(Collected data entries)
______

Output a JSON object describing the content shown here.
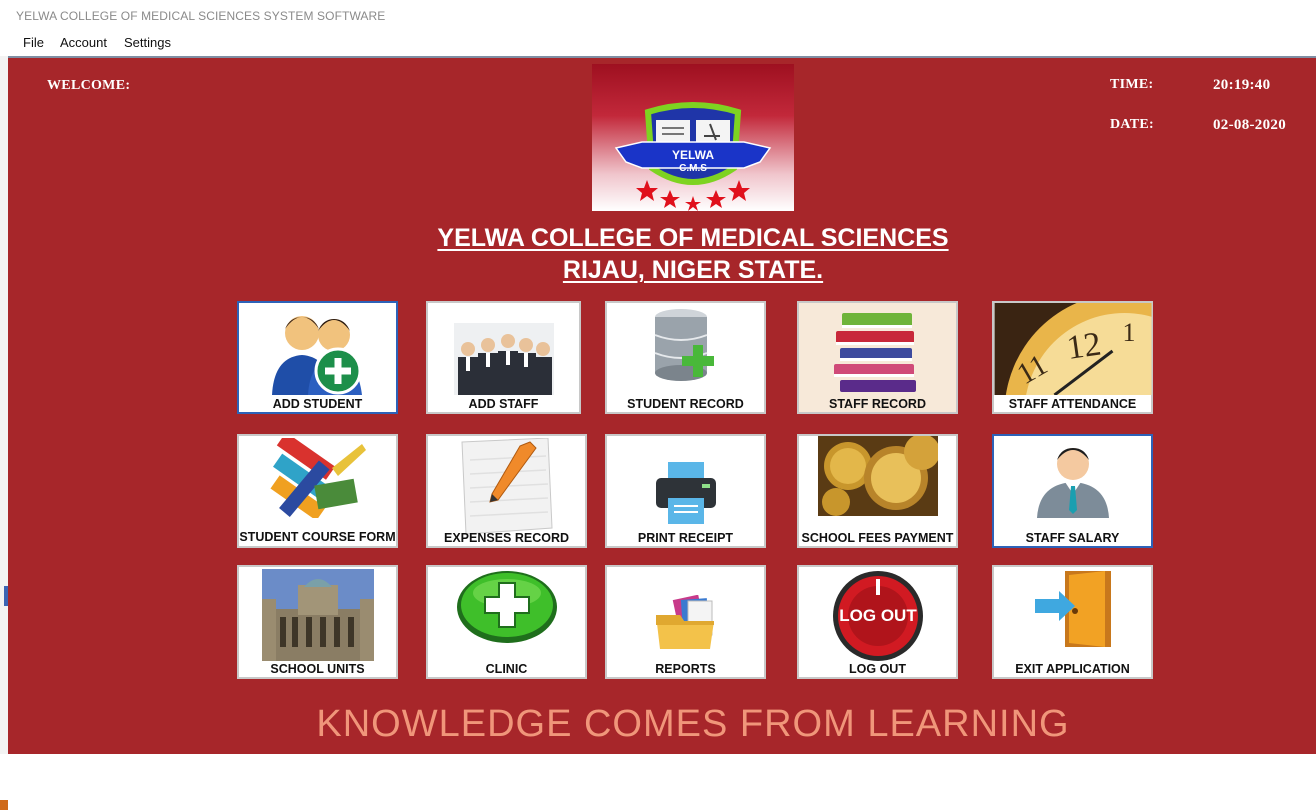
{
  "window": {
    "title": "YELWA  COLLEGE OF MEDICAL SCIENCES SYSTEM SOFTWARE"
  },
  "menu": {
    "file": "File",
    "account": "Account",
    "settings": "Settings"
  },
  "header": {
    "welcome_label": "WELCOME:",
    "time_label": "TIME:",
    "time_value": "20:19:40",
    "date_label": "DATE:",
    "date_value": "02-08-2020"
  },
  "logo": {
    "line1": "YELWA",
    "line2": "C.M.S"
  },
  "college": {
    "line1": "YELWA COLLEGE OF MEDICAL SCIENCES",
    "line2": "RIJAU, NIGER STATE."
  },
  "tiles": [
    {
      "label": "ADD STUDENT"
    },
    {
      "label": "ADD STAFF"
    },
    {
      "label": "STUDENT RECORD"
    },
    {
      "label": "STAFF RECORD"
    },
    {
      "label": "STAFF ATTENDANCE"
    },
    {
      "label": "STUDENT COURSE FORM"
    },
    {
      "label": "EXPENSES RECORD"
    },
    {
      "label": "PRINT RECEIPT"
    },
    {
      "label": "SCHOOL FEES PAYMENT"
    },
    {
      "label": "STAFF SALARY"
    },
    {
      "label": "SCHOOL UNITS"
    },
    {
      "label": "CLINIC"
    },
    {
      "label": "REPORTS"
    },
    {
      "label": "LOG OUT",
      "icon_text": "LOG OUT"
    },
    {
      "label": "EXIT APPLICATION"
    }
  ],
  "motto": "KNOWLEDGE COMES FROM LEARNING",
  "colors": {
    "background": "#a7262a",
    "motto": "#f0967a",
    "selected_border": "#2d62b8"
  }
}
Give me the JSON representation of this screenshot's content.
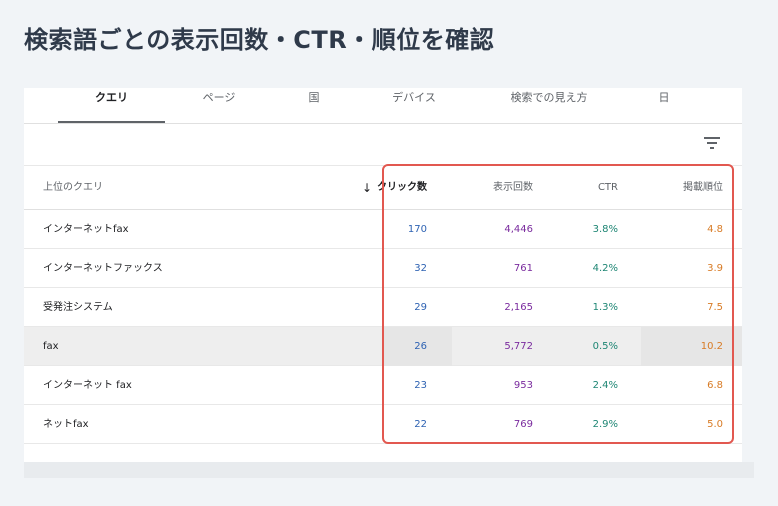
{
  "page": {
    "title": "検索語ごとの表示回数・CTR・順位を確認"
  },
  "tabs": [
    {
      "label": "クエリ",
      "active": true
    },
    {
      "label": "ページ",
      "active": false
    },
    {
      "label": "国",
      "active": false
    },
    {
      "label": "デバイス",
      "active": false
    },
    {
      "label": "検索での見え方",
      "active": false
    },
    {
      "label": "日",
      "active": false
    }
  ],
  "filter": {
    "icon": "filter-list-icon"
  },
  "table": {
    "headers": {
      "query": "上位のクエリ",
      "clicks": "クリック数",
      "impressions": "表示回数",
      "ctr": "CTR",
      "position": "掲載順位"
    },
    "sort_icon": "arrow-down-icon",
    "rows": [
      {
        "query": "インターネットfax",
        "clicks": "170",
        "impressions": "4,446",
        "ctr": "3.8%",
        "position": "4.8"
      },
      {
        "query": "インターネットファックス",
        "clicks": "32",
        "impressions": "761",
        "ctr": "4.2%",
        "position": "3.9"
      },
      {
        "query": "受発注システム",
        "clicks": "29",
        "impressions": "2,165",
        "ctr": "1.3%",
        "position": "7.5"
      },
      {
        "query": "fax",
        "clicks": "26",
        "impressions": "5,772",
        "ctr": "0.5%",
        "position": "10.2"
      },
      {
        "query": "インターネット fax",
        "clicks": "23",
        "impressions": "953",
        "ctr": "2.4%",
        "position": "6.8"
      },
      {
        "query": "ネットfax",
        "clicks": "22",
        "impressions": "769",
        "ctr": "2.9%",
        "position": "5.0"
      }
    ],
    "highlighted_row": 3
  },
  "colors": {
    "clicks": "#2f63b3",
    "impressions": "#7a2b9e",
    "ctr": "#1e8674",
    "position": "#d87b25",
    "highlight_box": "#e25850"
  }
}
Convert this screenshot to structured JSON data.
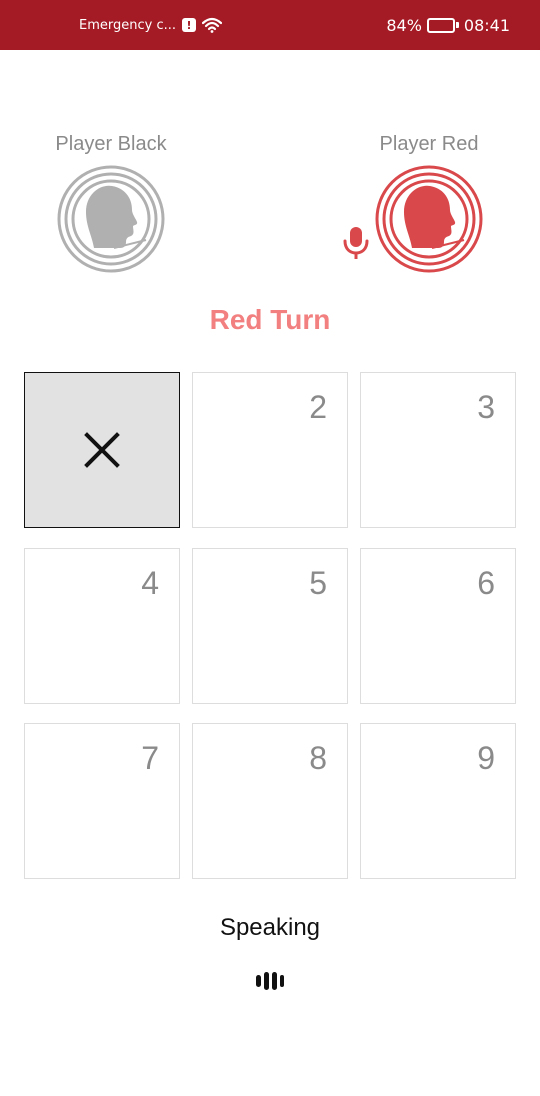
{
  "status_bar": {
    "carrier_text": "Emergency c...",
    "battery_percent": "84%",
    "battery_level": 0.84,
    "time": "08:41",
    "icons": [
      "alert-icon",
      "wifi-icon",
      "battery-icon"
    ]
  },
  "players": {
    "black": {
      "label": "Player Black",
      "color": "#b0b0b0"
    },
    "red": {
      "label": "Player Red",
      "color": "#d9484b",
      "active": true
    }
  },
  "turn": {
    "text": "Red Turn",
    "color": "#f28080"
  },
  "board": {
    "cells": [
      {
        "number": "",
        "mark": "X"
      },
      {
        "number": "2",
        "mark": ""
      },
      {
        "number": "3",
        "mark": ""
      },
      {
        "number": "4",
        "mark": ""
      },
      {
        "number": "5",
        "mark": ""
      },
      {
        "number": "6",
        "mark": ""
      },
      {
        "number": "7",
        "mark": ""
      },
      {
        "number": "8",
        "mark": ""
      },
      {
        "number": "9",
        "mark": ""
      }
    ]
  },
  "voice": {
    "status": "Speaking"
  }
}
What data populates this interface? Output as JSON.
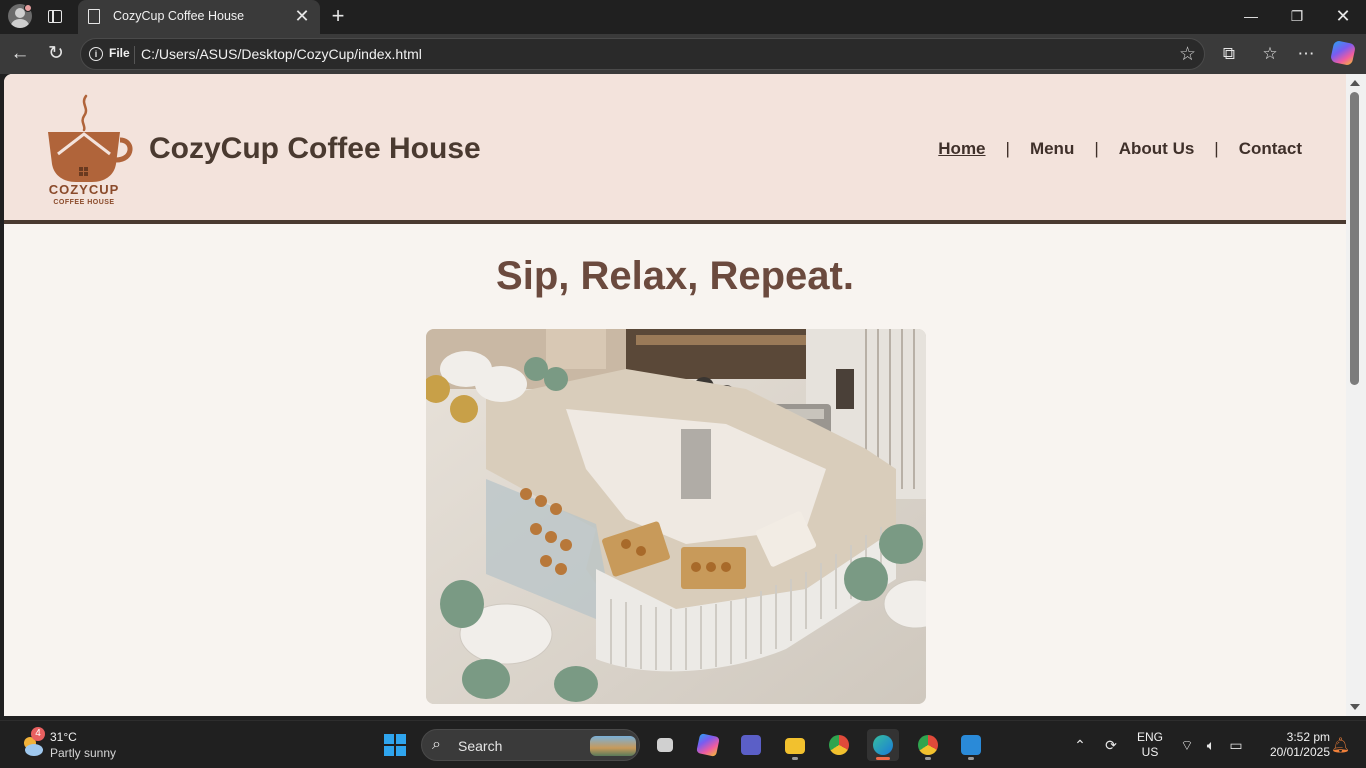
{
  "browser": {
    "tab_title": "CozyCup Coffee House",
    "url_scheme_chip": "File",
    "url": "C:/Users/ASUS/Desktop/CozyCup/index.html"
  },
  "site": {
    "logo_text_main": "COZYCUP",
    "logo_text_sub": "COFFEE HOUSE",
    "title": "CozyCup Coffee House",
    "nav": [
      {
        "label": "Home",
        "active": true
      },
      {
        "label": "Menu",
        "active": false
      },
      {
        "label": "About Us",
        "active": false
      },
      {
        "label": "Contact",
        "active": false
      }
    ],
    "nav_separator": "|",
    "hero_heading": "Sip, Relax, Repeat."
  },
  "colors": {
    "header_bg": "#f3e3dc",
    "page_bg": "#f8f4f0",
    "title_text": "#4a3a30",
    "hero_text": "#6b4a3e",
    "logo_brown": "#b0643a"
  },
  "taskbar": {
    "weather_badge": "4",
    "weather_temp": "31°C",
    "weather_desc": "Partly sunny",
    "search_label": "Search",
    "lang_line1": "ENG",
    "lang_line2": "US",
    "time": "3:52 pm",
    "date": "20/01/2025",
    "apps": [
      "task-view",
      "copilot",
      "teams",
      "file-explorer",
      "chrome",
      "edge",
      "chrome-profile",
      "vscode"
    ]
  }
}
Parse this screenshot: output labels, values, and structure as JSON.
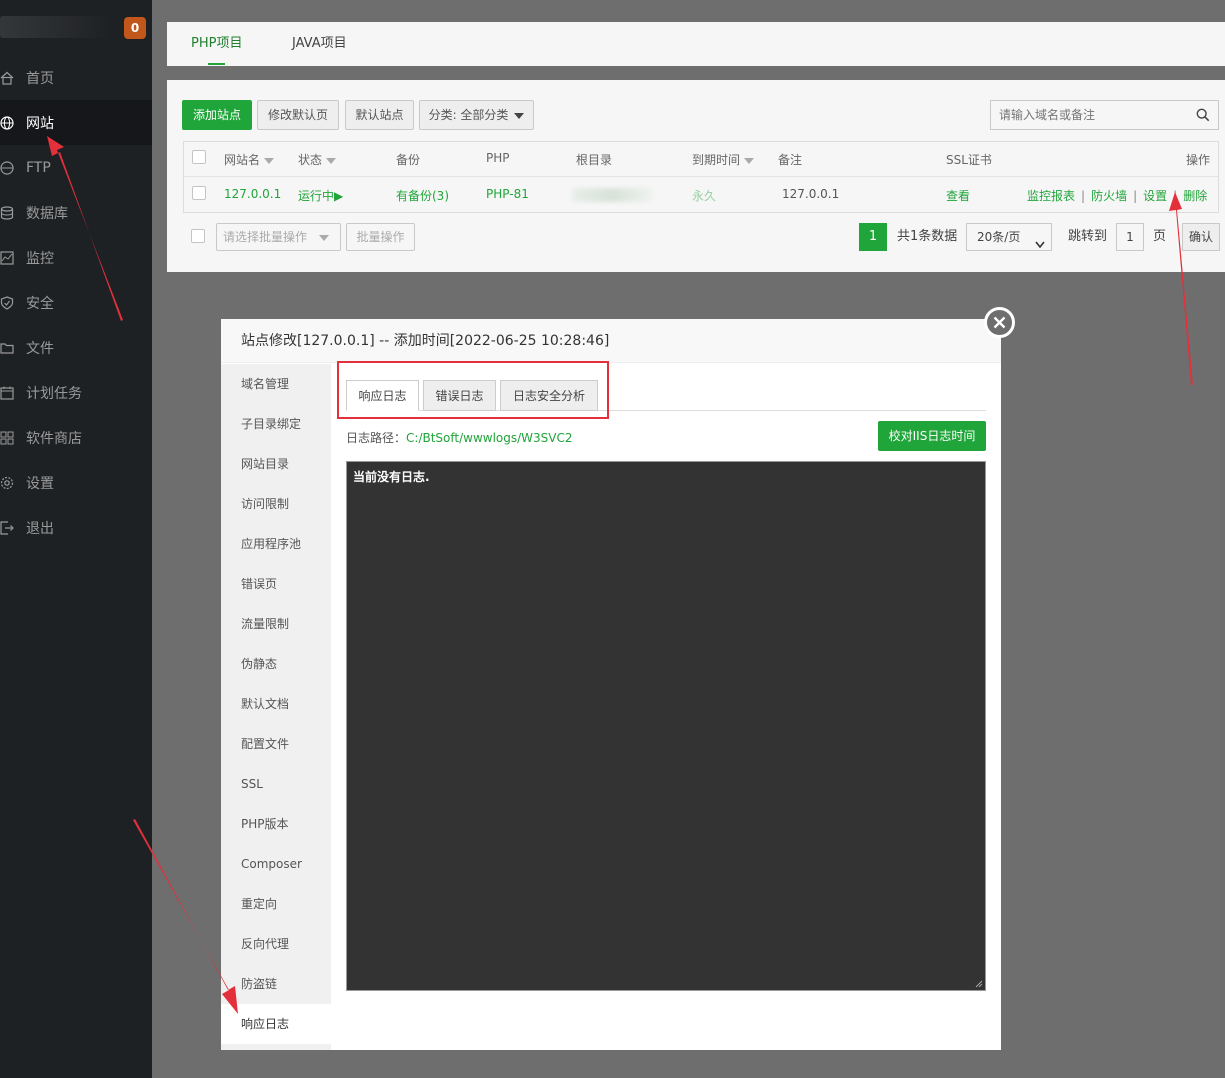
{
  "sidebar": {
    "badge": "0",
    "items": [
      {
        "label": "首页",
        "icon": "home-icon"
      },
      {
        "label": "网站",
        "icon": "globe-icon"
      },
      {
        "label": "FTP",
        "icon": "ftp-icon"
      },
      {
        "label": "数据库",
        "icon": "database-icon"
      },
      {
        "label": "监控",
        "icon": "monitor-icon"
      },
      {
        "label": "安全",
        "icon": "shield-icon"
      },
      {
        "label": "文件",
        "icon": "folder-icon"
      },
      {
        "label": "计划任务",
        "icon": "calendar-icon"
      },
      {
        "label": "软件商店",
        "icon": "grid-icon"
      },
      {
        "label": "设置",
        "icon": "gear-icon"
      },
      {
        "label": "退出",
        "icon": "logout-icon"
      }
    ],
    "active_index": 1
  },
  "main_tabs": [
    "PHP项目",
    "JAVA项目"
  ],
  "toolbar": {
    "add_site": "添加站点",
    "modify_default_page": "修改默认页",
    "default_site": "默认站点",
    "category": "分类: 全部分类",
    "search_placeholder": "请输入域名或备注"
  },
  "table": {
    "headers": [
      "网站名",
      "状态",
      "备份",
      "PHP",
      "根目录",
      "到期时间",
      "备注",
      "SSL证书",
      "操作"
    ],
    "row": {
      "name": "127.0.0.1",
      "status": "运行中▶",
      "backup": "有备份(3)",
      "php": "PHP-81",
      "expire": "永久",
      "remark": "127.0.0.1",
      "ssl": "查看",
      "actions": [
        "监控报表",
        "防火墙",
        "设置",
        "删除"
      ]
    }
  },
  "batch": {
    "select_placeholder": "请选择批量操作",
    "batch_button": "批量操作"
  },
  "pager": {
    "current": "1",
    "total": "共1条数据",
    "per_page": "20条/页",
    "jump_label": "跳转到",
    "jump_value": "1",
    "page_suffix": "页",
    "confirm": "确认"
  },
  "modal": {
    "title": "站点修改[127.0.0.1] -- 添加时间[2022-06-25 10:28:46]",
    "menu": [
      "域名管理",
      "子目录绑定",
      "网站目录",
      "访问限制",
      "应用程序池",
      "错误页",
      "流量限制",
      "伪静态",
      "默认文档",
      "配置文件",
      "SSL",
      "PHP版本",
      "Composer",
      "重定向",
      "反向代理",
      "防盗链",
      "响应日志"
    ],
    "active_menu_index": 16,
    "log_tabs": [
      "响应日志",
      "错误日志",
      "日志安全分析"
    ],
    "log_path_label": "日志路径：",
    "log_path": "C:/BtSoft/wwwlogs/W3SVC2",
    "calibrate_button": "校对IIS日志时间",
    "log_content": "当前没有日志."
  },
  "colors": {
    "accent": "#20a53a",
    "sidebar_bg": "#1e2124",
    "highlight": "#e3303b"
  }
}
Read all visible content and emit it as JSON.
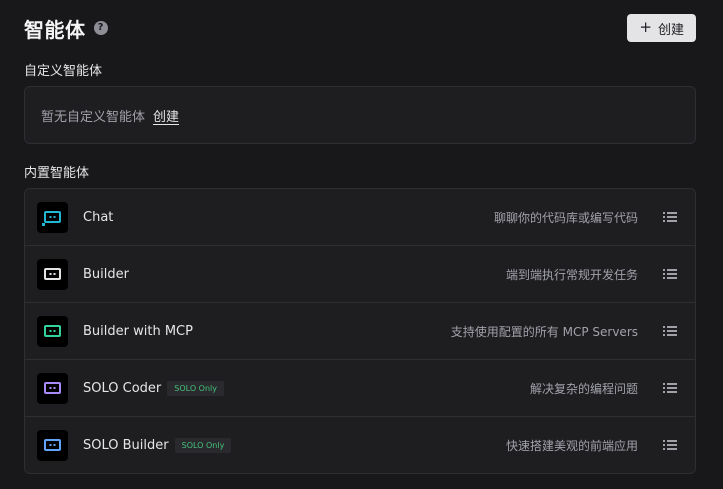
{
  "header": {
    "title": "智能体",
    "help_icon": "?",
    "create_button": {
      "icon": "+",
      "label": "创建"
    }
  },
  "custom_section": {
    "title": "自定义智能体",
    "empty_text": "暂无自定义智能体",
    "empty_link": "创建"
  },
  "builtin_section": {
    "title": "内置智能体",
    "agents": [
      {
        "name": "Chat",
        "badge": "",
        "description": "聊聊你的代码库或编写代码",
        "icon_color": "#22b8d4"
      },
      {
        "name": "Builder",
        "badge": "",
        "description": "端到端执行常规开发任务",
        "icon_color": "#e4e4e7"
      },
      {
        "name": "Builder with MCP",
        "badge": "",
        "description": "支持使用配置的所有 MCP Servers",
        "icon_color": "#34d399"
      },
      {
        "name": "SOLO Coder",
        "badge": "SOLO Only",
        "description": "解决复杂的编程问题",
        "icon_color": "#a78bfa"
      },
      {
        "name": "SOLO Builder",
        "badge": "SOLO Only",
        "description": "快速搭建美观的前端应用",
        "icon_color": "#60a5fa"
      }
    ]
  }
}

______

• _Task requirements_
Find the word "screenshot" in the material, then list each line that holds it.

• _Task response_
Give me the JSON representation of this screenshot's content.
Convert this screenshot to structured JSON data.
Parse this screenshot: output labels, values, and structure as JSON.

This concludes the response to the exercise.